Data excerpts
◇ ◇ ◇ ◇

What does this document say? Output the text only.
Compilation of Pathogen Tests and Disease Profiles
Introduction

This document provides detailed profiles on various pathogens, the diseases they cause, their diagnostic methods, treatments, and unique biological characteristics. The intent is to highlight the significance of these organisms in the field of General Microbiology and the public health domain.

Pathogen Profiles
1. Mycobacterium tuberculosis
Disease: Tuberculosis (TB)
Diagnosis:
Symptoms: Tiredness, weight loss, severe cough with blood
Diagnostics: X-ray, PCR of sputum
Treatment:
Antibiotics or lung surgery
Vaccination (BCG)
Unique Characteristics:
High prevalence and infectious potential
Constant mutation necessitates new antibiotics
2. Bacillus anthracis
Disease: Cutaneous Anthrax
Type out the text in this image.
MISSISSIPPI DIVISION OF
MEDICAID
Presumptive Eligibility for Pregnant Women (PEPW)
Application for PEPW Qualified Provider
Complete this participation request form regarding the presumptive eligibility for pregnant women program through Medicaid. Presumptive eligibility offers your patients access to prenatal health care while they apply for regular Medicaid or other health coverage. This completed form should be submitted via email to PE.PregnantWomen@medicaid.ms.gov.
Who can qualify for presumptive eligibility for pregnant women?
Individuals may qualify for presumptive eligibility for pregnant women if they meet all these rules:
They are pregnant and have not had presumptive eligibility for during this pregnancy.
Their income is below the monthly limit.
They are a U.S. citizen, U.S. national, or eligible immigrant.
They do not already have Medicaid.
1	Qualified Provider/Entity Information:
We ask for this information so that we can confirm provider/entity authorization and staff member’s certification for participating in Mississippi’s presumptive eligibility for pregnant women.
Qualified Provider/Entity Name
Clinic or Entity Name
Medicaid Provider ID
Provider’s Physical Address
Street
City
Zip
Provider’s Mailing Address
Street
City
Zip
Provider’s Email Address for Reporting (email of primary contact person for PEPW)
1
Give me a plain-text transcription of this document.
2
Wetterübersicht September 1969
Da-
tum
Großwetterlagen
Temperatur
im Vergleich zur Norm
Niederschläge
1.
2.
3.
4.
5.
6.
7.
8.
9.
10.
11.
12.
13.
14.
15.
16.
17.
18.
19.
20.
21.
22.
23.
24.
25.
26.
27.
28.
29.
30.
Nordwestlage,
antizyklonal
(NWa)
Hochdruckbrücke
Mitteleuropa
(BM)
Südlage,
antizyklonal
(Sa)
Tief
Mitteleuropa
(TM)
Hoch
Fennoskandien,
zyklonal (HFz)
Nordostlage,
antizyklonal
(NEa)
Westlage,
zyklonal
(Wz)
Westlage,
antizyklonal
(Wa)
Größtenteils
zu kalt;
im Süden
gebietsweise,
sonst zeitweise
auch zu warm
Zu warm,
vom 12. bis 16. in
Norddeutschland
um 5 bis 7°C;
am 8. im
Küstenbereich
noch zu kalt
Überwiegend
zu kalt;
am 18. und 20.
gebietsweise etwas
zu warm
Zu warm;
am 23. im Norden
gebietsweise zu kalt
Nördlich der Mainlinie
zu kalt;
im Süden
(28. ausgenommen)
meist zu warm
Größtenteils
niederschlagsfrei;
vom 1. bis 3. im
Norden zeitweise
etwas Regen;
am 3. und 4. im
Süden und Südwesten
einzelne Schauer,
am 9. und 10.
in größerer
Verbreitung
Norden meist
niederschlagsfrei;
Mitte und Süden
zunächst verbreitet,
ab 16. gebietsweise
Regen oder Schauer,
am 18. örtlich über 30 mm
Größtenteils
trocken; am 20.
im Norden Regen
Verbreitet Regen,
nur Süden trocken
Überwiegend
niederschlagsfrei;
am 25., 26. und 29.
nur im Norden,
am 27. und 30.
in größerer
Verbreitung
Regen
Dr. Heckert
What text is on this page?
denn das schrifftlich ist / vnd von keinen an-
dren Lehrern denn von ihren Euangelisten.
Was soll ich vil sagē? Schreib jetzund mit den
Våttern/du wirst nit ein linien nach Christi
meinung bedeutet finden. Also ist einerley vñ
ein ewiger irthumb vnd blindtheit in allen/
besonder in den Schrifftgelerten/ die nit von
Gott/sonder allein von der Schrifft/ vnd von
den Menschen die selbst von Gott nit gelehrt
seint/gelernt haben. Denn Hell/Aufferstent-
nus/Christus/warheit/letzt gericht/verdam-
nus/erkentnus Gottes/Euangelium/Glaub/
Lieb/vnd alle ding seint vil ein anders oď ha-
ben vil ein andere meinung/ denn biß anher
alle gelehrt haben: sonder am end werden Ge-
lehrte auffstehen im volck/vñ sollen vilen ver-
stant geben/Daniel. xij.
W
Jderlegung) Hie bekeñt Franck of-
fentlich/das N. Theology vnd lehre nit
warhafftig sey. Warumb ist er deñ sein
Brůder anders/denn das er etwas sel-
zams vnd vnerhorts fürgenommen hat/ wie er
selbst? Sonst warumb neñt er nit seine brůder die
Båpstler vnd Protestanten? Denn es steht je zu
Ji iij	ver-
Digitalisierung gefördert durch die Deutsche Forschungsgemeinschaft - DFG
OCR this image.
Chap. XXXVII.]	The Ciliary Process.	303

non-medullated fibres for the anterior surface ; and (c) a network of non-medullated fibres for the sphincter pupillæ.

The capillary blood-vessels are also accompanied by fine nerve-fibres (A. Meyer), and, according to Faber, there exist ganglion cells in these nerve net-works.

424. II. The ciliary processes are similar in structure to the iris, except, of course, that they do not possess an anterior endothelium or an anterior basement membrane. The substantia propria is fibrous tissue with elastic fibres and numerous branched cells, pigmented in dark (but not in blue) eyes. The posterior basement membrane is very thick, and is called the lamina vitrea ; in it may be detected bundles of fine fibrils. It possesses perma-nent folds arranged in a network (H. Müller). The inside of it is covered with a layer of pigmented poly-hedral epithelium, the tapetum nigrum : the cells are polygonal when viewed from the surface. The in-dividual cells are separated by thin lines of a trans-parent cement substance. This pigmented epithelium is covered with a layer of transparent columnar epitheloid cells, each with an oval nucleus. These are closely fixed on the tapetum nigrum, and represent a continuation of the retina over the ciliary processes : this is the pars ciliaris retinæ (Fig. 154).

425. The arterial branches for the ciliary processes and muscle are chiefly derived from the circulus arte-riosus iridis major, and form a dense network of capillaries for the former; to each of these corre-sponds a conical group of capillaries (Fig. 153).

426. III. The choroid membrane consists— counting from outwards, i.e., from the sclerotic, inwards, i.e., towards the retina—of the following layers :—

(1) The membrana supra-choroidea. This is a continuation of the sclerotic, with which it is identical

◇ ◇ ◇ ◇

WORK ITEM:
Go over the data and return every line that includes the word "selbst".

WRITTEN REPLY:
den Menschen die selbst von Gott nit gelehrt
selbst? Sonst warumb neñt er nit seine brůder die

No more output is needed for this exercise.